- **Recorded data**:
——

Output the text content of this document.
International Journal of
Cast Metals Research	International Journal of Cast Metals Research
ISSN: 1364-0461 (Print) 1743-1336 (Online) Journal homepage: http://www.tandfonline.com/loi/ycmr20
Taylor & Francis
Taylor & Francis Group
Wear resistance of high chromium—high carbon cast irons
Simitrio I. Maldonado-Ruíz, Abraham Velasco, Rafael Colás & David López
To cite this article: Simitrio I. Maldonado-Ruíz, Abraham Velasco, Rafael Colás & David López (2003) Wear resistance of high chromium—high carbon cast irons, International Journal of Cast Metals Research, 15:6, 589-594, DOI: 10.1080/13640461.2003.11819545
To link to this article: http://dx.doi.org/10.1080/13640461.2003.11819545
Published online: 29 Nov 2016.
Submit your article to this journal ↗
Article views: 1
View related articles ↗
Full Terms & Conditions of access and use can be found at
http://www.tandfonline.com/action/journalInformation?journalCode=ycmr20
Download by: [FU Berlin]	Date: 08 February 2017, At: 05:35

——

- **DIRECTIVE**:
Output all preceding records character for character.

- **OUTPUT FOR THIS TASK**:
Output the text content of this document.
International Journal of
Cast Metals Research	International Journal of Cast Metals Research
ISSN: 1364-0461 (Print) 1743-1336 (Online) Journal homepage: http://www.tandfonline.com/loi/ycmr20
Taylor & Francis
Taylor & Francis Group
Wear resistance of high chromium—high carbon cast irons
Simitrio I. Maldonado-Ruíz, Abraham Velasco, Rafael Colás & David López
To cite this article: Simitrio I. Maldonado-Ruíz, Abraham Velasco, Rafael Colás & David López (2003) Wear resistance of high chromium—high carbon cast irons, International Journal of Cast Metals Research, 15:6, 589-594, DOI: 10.1080/13640461.2003.11819545
To link to this article: http://dx.doi.org/10.1080/13640461.2003.11819545
Published online: 29 Nov 2016.
Submit your article to this journal ↗
Article views: 1
View related articles ↗
Full Terms & Conditions of access and use can be found at
http://www.tandfonline.com/action/journalInformation?journalCode=ycmr20
Download by: [FU Berlin]	Date: 08 February 2017, At: 05:35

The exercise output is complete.